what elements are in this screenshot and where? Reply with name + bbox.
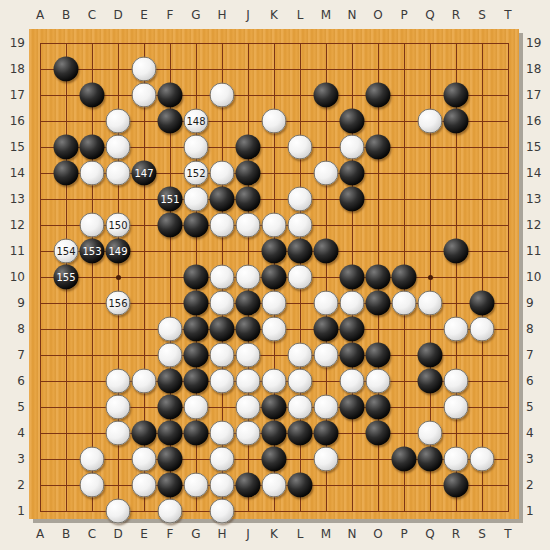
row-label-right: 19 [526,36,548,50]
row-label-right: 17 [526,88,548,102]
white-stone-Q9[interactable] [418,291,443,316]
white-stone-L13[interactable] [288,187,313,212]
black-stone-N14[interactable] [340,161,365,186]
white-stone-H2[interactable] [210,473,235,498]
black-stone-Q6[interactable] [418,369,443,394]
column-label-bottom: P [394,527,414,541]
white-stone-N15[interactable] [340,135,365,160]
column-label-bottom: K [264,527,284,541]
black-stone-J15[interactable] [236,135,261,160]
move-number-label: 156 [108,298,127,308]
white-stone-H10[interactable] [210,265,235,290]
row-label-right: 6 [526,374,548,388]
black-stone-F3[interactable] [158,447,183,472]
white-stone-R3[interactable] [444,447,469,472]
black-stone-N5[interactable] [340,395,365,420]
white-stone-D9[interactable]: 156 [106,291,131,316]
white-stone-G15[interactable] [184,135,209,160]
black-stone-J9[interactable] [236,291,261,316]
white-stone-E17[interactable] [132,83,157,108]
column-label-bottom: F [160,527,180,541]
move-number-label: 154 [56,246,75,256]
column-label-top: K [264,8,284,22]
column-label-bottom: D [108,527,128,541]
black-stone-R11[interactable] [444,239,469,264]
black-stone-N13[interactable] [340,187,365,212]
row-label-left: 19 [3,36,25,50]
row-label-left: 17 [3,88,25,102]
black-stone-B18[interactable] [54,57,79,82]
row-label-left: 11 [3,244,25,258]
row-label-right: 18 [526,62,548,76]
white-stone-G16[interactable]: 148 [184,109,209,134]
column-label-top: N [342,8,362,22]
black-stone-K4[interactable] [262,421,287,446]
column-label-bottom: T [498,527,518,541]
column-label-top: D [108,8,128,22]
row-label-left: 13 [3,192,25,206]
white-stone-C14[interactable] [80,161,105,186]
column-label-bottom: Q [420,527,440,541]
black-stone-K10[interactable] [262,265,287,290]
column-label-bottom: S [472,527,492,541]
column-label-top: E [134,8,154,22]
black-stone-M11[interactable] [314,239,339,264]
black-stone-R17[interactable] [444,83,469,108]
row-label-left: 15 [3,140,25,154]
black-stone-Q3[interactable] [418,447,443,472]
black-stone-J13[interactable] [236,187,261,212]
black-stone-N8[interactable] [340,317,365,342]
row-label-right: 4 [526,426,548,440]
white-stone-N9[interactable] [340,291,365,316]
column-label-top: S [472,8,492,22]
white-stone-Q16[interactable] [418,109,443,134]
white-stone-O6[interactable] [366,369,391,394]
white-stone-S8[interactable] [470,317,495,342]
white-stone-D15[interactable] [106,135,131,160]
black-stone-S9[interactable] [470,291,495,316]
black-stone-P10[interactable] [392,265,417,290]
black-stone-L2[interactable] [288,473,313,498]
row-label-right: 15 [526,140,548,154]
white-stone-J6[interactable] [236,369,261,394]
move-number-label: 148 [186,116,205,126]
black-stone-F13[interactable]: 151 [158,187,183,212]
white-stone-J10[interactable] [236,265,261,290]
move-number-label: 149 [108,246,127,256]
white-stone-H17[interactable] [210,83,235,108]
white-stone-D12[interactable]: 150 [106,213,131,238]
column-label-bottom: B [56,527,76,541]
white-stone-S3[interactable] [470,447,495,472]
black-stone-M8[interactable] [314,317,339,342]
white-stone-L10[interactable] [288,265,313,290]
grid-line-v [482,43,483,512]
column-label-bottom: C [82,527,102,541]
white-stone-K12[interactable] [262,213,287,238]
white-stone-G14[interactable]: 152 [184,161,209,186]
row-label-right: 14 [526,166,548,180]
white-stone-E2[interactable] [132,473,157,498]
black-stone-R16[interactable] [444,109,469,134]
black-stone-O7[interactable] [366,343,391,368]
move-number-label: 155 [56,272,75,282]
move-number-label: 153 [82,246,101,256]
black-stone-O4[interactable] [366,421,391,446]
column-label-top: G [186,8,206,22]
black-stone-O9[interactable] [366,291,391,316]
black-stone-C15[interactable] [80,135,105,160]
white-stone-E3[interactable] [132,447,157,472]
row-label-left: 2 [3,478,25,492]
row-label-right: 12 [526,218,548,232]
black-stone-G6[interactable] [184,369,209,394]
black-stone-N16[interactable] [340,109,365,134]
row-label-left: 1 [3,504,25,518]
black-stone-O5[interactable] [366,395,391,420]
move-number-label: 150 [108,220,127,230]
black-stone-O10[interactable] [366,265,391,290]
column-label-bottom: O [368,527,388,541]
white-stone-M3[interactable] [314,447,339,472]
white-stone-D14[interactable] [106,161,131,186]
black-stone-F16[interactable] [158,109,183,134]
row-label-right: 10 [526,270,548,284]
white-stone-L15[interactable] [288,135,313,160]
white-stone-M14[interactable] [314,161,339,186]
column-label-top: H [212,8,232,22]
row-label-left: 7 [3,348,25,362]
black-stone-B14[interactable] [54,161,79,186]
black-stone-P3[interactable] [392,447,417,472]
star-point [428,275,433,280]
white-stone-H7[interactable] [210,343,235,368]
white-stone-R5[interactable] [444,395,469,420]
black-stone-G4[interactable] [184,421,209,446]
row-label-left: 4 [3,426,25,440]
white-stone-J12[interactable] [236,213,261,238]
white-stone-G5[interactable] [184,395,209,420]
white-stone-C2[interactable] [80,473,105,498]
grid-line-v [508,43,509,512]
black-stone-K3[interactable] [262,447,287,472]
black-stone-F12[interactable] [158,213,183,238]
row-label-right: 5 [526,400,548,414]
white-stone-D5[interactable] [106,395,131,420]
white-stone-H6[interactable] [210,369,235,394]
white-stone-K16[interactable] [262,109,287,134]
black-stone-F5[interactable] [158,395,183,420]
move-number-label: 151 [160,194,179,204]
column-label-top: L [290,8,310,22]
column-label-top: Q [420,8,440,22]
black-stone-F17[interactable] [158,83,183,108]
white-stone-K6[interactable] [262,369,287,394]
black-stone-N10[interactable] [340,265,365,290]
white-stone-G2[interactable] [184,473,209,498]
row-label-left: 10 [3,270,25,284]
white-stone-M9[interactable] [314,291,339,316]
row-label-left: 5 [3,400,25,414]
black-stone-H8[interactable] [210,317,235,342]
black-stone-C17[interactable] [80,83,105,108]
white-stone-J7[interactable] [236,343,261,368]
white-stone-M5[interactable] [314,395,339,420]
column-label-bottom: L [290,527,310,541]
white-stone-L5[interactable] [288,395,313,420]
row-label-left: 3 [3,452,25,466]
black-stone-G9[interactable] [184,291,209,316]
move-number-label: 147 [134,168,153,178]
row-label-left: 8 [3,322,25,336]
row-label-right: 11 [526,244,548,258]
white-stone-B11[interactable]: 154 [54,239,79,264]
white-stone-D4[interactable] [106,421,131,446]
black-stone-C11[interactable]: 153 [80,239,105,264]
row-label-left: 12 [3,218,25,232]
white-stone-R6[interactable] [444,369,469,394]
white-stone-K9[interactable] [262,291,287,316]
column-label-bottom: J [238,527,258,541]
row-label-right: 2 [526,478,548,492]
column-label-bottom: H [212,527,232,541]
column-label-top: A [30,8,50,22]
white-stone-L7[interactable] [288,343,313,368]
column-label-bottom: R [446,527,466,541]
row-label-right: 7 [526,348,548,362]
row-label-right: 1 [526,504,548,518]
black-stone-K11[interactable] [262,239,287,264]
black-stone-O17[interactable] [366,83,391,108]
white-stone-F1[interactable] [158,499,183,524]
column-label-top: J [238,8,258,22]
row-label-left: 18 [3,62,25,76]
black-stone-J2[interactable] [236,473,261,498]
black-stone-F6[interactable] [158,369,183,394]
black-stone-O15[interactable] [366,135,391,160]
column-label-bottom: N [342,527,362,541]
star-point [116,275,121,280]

- - -

AIM OF THE EXERCISE: Count the lines above that contain the word "point". Reply with the number alone.

TASK SOLUTION: 2